O Arjuna, as the Supreme Personality of Godhead, I know everything that has happened in the past, all that is happening in the present, and all things that are yet to come. I also know all living entities; but Me no one knows.
Here the question of personality and impersonality is clearly stated. If Kṛṣṇa, the form of the Supreme Personality of Godhead, were māyā, material, as the impersonalists consider Him to be, then like the living entity He would change His body and forget everything about His past life. Anyone with a material body cannot remember his past life, nor can he foretell his future life, nor can he predict the outcome of his present life; therefore he cannot know what is happening in past, present and future. Unless one is liberated from material contamination, he cannot know past, present and future.
Unlike the ordinary human being, Lord Kṛṣṇa clearly says that He completely knows what happened in the past, what is happening in the present, and what will happen in the future. In the Fourth Chapter we have seen that Lord Kṛṣṇa remembers instructing Vivasvān, the sun-god, millions of years ago. Kṛṣṇa knows every living entity because He is situated in every living being’s heart as the Supersoul. But despite His presence in every living entity as Supersoul and His presence as the Supreme Personality of Godhead, the less intelligent, even if able to realize the impersonal Brahman, cannot realize Śrī Kṛṣṇa as the Supreme Person.

Dataset:

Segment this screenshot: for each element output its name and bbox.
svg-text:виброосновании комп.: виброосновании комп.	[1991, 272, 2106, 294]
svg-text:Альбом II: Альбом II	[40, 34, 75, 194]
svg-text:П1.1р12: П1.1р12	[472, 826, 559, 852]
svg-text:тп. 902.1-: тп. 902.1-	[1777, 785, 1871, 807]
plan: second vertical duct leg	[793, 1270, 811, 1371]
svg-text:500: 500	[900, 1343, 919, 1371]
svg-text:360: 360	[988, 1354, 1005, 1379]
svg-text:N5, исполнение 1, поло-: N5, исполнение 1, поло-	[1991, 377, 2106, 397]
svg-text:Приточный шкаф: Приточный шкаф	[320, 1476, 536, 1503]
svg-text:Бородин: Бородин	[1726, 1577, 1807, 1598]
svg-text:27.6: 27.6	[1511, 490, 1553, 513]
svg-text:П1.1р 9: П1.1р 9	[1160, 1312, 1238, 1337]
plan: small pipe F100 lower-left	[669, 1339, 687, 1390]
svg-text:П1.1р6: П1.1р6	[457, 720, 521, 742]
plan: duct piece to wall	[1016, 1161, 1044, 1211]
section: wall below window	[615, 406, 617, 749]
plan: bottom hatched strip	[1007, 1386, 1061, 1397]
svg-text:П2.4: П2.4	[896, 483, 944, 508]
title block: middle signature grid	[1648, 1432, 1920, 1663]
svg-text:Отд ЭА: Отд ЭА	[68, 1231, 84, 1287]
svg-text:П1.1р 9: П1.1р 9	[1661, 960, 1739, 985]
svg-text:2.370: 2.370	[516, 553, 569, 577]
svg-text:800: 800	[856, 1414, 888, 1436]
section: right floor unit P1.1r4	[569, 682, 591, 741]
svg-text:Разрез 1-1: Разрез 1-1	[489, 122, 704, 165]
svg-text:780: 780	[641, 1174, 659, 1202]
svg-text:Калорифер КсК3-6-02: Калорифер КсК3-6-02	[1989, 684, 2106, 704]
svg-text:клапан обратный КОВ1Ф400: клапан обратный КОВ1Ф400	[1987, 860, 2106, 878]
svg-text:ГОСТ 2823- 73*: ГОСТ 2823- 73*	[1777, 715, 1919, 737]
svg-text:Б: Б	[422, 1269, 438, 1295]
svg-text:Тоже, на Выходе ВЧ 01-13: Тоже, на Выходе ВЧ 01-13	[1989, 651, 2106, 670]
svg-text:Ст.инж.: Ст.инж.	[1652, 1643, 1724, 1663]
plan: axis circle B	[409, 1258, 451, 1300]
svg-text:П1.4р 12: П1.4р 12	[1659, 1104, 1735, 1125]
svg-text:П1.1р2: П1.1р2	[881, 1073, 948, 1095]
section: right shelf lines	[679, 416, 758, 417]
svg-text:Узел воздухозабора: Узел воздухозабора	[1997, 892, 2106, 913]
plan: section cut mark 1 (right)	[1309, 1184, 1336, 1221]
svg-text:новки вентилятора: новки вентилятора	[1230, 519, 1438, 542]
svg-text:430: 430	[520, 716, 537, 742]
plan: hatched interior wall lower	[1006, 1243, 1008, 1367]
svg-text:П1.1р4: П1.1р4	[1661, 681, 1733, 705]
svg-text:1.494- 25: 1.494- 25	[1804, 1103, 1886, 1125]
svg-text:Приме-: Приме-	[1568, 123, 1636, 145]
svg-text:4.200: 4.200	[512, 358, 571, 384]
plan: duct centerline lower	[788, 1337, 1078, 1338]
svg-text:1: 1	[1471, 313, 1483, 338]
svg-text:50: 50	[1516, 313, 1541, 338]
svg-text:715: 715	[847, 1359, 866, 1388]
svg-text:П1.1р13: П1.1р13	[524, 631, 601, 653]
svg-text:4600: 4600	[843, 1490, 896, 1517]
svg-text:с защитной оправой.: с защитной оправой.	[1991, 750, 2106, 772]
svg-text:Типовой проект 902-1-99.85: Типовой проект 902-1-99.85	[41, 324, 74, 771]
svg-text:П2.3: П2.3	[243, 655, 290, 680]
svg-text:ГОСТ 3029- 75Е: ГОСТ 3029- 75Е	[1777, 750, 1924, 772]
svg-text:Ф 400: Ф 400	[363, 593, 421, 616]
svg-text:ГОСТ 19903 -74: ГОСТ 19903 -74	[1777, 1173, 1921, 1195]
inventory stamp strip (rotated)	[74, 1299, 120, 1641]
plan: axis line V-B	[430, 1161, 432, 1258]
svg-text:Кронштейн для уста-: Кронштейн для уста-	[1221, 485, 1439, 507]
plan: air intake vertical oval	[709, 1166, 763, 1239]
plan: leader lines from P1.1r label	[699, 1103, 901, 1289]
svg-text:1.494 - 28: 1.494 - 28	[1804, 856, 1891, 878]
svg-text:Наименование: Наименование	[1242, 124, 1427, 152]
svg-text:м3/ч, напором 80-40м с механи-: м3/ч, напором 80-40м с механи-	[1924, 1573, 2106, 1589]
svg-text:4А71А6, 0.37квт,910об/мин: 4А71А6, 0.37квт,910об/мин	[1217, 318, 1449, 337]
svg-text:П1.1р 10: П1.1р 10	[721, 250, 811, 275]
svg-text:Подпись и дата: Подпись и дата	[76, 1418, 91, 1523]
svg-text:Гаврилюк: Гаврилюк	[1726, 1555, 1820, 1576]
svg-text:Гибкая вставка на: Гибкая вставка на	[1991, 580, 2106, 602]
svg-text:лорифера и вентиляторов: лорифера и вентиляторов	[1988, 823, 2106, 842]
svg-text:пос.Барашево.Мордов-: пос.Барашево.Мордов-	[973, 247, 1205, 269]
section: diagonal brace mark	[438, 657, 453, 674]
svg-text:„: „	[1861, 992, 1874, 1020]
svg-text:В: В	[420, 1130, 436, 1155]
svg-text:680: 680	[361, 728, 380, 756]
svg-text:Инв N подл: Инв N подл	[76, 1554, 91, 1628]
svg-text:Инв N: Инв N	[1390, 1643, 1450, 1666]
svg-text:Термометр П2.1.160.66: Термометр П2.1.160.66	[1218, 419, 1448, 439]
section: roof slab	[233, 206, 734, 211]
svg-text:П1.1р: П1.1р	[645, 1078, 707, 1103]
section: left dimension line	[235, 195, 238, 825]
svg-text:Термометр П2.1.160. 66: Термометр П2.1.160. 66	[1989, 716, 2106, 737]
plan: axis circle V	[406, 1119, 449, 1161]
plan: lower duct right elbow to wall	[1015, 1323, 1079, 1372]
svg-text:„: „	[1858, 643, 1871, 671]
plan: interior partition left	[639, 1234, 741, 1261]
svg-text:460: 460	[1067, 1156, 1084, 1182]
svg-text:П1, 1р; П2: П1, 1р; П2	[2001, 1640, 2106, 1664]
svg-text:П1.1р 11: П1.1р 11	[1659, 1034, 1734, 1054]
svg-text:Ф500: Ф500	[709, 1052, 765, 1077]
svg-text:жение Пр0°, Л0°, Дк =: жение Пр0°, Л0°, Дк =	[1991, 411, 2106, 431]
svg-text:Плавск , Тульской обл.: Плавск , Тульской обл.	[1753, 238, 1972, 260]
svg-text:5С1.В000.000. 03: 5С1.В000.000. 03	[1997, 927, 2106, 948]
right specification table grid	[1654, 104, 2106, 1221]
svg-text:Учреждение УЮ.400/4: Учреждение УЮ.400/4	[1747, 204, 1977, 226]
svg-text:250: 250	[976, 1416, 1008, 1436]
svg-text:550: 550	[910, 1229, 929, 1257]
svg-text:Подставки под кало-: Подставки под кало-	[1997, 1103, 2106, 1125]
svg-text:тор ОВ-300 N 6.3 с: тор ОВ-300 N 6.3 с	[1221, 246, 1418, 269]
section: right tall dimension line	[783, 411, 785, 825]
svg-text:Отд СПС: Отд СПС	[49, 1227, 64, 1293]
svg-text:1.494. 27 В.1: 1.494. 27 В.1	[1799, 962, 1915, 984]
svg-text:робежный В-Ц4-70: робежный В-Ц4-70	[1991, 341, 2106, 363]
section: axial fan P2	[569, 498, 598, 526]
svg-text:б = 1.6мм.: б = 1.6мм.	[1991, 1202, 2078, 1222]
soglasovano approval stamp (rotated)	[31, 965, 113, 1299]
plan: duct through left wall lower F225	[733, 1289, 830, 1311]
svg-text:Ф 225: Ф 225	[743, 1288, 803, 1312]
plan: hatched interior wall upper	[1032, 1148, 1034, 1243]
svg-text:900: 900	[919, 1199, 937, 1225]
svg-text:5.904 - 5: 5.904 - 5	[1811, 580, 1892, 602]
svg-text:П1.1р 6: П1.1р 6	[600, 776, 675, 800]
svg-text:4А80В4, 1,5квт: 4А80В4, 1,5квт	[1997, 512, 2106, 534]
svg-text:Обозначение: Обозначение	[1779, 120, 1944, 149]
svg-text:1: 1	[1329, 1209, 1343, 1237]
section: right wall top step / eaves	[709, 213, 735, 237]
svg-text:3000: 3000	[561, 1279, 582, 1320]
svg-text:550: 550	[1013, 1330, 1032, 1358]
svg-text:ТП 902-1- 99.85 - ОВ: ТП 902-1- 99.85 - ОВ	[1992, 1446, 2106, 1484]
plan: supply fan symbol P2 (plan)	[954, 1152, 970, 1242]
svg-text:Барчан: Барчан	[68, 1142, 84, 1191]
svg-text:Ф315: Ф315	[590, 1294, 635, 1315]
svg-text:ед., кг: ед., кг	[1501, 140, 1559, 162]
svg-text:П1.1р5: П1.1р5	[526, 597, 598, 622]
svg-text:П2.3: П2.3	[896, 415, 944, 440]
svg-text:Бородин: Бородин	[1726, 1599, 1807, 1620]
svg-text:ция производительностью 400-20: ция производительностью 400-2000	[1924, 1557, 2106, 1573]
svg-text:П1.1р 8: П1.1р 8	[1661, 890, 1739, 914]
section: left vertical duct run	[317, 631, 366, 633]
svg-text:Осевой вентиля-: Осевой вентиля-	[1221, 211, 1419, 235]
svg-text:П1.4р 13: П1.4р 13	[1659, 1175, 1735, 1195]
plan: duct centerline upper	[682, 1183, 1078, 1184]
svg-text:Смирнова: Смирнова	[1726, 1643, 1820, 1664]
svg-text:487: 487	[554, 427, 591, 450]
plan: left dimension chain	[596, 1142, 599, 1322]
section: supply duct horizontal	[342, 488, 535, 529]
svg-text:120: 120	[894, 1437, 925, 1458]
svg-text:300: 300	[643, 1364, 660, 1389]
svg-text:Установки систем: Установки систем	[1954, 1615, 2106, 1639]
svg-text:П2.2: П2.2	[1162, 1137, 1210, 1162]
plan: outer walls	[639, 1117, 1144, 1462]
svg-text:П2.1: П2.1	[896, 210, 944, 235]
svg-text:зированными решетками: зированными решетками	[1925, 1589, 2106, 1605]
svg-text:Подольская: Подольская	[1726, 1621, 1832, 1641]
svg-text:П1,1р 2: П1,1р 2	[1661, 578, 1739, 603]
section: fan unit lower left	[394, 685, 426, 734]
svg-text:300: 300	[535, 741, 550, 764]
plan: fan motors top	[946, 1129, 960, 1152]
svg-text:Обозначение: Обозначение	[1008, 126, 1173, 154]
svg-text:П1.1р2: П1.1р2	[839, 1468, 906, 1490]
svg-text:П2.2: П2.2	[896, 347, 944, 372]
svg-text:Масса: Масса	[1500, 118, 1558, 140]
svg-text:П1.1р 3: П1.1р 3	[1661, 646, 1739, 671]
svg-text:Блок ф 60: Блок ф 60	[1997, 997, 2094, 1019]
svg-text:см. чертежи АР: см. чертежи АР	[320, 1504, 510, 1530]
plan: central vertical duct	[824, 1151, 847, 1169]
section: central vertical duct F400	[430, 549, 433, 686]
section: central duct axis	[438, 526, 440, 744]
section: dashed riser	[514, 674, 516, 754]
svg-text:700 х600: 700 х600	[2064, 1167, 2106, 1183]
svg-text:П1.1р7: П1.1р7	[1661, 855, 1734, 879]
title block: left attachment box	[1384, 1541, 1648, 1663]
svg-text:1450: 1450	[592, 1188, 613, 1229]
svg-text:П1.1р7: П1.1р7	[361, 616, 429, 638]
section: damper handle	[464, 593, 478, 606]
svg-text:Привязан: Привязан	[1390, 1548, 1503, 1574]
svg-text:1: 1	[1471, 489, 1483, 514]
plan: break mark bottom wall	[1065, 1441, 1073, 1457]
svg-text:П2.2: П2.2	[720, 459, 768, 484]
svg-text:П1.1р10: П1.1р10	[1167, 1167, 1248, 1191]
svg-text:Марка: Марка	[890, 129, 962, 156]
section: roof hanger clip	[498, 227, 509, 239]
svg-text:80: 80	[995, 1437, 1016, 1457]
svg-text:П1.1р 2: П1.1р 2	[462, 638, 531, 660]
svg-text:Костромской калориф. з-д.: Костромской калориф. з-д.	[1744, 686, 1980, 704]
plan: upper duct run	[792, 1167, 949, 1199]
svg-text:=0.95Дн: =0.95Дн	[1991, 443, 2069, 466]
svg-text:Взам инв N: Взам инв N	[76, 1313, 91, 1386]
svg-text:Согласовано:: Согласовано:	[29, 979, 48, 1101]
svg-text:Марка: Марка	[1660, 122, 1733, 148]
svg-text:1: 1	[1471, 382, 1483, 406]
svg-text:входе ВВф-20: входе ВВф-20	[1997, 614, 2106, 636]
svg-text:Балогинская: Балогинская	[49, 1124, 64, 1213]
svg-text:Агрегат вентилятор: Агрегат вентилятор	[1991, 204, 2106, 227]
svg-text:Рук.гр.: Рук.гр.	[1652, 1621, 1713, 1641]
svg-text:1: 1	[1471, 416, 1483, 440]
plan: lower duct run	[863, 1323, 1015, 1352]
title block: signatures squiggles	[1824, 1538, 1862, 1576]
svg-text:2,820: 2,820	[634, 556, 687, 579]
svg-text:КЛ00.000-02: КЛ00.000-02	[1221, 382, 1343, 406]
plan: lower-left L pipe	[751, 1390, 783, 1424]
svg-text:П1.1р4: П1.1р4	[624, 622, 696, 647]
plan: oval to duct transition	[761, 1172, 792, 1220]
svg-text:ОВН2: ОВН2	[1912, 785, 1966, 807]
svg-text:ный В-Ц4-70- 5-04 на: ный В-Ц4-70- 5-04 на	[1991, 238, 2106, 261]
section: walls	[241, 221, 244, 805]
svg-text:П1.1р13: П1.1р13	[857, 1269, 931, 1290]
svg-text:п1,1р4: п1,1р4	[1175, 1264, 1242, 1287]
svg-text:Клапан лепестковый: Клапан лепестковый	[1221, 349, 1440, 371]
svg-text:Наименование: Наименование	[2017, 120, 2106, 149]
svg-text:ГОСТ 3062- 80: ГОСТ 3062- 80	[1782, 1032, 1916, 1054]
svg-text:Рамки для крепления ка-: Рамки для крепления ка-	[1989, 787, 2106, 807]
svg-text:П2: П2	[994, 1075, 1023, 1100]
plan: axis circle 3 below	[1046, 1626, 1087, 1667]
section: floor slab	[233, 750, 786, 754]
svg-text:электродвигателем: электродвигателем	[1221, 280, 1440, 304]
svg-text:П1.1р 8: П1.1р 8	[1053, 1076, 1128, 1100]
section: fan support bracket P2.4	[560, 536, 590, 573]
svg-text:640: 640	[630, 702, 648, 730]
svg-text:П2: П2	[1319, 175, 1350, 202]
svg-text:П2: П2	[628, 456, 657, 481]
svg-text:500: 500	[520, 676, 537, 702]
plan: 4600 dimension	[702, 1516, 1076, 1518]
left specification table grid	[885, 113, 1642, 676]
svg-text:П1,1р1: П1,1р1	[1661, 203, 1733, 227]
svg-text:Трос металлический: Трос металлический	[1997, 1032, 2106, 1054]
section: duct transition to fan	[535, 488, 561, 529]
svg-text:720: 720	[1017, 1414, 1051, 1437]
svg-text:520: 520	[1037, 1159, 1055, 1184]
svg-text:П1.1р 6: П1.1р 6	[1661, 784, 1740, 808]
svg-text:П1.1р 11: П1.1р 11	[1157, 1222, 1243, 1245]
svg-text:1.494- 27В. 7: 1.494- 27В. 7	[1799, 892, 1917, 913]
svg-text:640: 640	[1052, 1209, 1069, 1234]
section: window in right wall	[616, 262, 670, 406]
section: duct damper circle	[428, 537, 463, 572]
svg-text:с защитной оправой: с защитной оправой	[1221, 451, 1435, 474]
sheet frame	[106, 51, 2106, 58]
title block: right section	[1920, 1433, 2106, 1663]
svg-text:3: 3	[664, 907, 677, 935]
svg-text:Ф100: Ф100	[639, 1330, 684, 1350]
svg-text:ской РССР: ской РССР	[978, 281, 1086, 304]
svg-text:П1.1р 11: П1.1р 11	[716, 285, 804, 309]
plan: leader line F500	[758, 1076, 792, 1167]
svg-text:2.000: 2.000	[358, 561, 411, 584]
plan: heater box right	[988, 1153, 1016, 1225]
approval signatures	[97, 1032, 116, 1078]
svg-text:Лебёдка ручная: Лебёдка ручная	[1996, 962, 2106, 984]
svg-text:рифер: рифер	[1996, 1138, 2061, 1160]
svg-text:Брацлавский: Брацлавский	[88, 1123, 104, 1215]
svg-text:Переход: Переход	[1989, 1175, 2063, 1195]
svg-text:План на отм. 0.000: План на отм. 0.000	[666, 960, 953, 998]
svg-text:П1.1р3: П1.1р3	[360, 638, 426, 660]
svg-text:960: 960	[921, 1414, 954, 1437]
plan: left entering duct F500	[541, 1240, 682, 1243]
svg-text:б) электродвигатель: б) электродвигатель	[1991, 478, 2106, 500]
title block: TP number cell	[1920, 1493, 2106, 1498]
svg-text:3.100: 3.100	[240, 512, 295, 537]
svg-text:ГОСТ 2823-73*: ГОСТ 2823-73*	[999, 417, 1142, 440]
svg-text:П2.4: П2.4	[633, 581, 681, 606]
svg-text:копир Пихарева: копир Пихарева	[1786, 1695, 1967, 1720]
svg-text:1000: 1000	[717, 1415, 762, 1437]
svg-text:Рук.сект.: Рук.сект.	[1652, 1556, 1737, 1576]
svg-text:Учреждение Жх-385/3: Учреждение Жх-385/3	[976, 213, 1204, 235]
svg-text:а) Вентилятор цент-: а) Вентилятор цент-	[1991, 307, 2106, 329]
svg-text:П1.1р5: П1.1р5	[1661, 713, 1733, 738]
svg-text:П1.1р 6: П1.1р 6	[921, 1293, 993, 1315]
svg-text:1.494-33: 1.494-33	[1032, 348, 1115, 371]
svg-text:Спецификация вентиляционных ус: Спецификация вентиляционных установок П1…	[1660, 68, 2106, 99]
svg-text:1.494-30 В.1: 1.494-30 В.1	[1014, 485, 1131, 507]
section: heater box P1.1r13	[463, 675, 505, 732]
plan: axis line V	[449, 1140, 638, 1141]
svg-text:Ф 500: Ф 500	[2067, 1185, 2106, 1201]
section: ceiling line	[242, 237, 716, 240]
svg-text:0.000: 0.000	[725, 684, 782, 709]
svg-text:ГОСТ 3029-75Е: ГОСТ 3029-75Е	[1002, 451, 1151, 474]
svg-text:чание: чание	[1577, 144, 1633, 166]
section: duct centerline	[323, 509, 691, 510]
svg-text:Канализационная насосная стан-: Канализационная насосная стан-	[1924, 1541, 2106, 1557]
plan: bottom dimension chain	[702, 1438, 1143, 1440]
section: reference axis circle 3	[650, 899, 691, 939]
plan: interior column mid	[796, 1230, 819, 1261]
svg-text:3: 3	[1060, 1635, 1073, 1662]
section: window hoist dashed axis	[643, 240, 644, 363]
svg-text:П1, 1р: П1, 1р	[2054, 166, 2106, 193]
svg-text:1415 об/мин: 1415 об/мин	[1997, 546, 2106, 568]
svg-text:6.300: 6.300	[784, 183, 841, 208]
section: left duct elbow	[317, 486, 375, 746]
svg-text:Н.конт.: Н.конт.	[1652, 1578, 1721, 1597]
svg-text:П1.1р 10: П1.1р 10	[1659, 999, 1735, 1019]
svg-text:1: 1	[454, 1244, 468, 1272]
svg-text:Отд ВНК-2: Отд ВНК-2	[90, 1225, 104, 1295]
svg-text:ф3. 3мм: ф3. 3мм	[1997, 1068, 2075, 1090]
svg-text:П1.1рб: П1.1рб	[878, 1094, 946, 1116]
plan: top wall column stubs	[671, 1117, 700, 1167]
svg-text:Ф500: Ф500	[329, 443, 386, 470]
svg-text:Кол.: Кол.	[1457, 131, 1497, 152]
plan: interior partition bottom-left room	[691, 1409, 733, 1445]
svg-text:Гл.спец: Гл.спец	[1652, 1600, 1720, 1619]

Written tasks:
1: How would you render this sentence from the commentary on Kṛṣṇa's knowledge of past, present and future in Spanish: "Kṛṣṇa knows every living entity because He is situated in every living being’s heart as the Supersoul."?
2: Can you resume the commentary on Kṛṣṇa's knowledge of past, present and future, picking up right after its final sentence?
The items are separate material and have no connection to the commentary on Kṛṣṇa's knowledge of past, present and future.

Task responses:
1: Kṛṣṇa conoce a toda entidad viviente porque Él está situado en el corazón de todo ser vivo como la Superalma.

2:
Certainly the transcendental body of Śrī Kṛṣṇa is not perishable. He is just like the sun, and māyā is like a cloud. In the material world we can see that there is the sun and that there are clouds and different stars and planets. The clouds may cover all these in the sky temporarily, but this covering is only apparent to our limited vision. The sun, moon and stars are not actually covered. Similarly, māyā cannot cover the Supreme Lord. By His internal potency He is not manifest to the less intelligent class of men. As it is stated in the third verse of this chapter, out of millions and millions of men, some try to become perfect in this human form of life, and out of thousands and thousands of such perfected men, hardly one can understand what Lord Kṛṣṇa is. Even if one is perfected by realization of impersonal Brahman or localized Paramātmā, he cannot possibly understand the Supreme Personality of Godhead, Śrī Kṛṣṇa, without being in Kṛṣṇa consciousness.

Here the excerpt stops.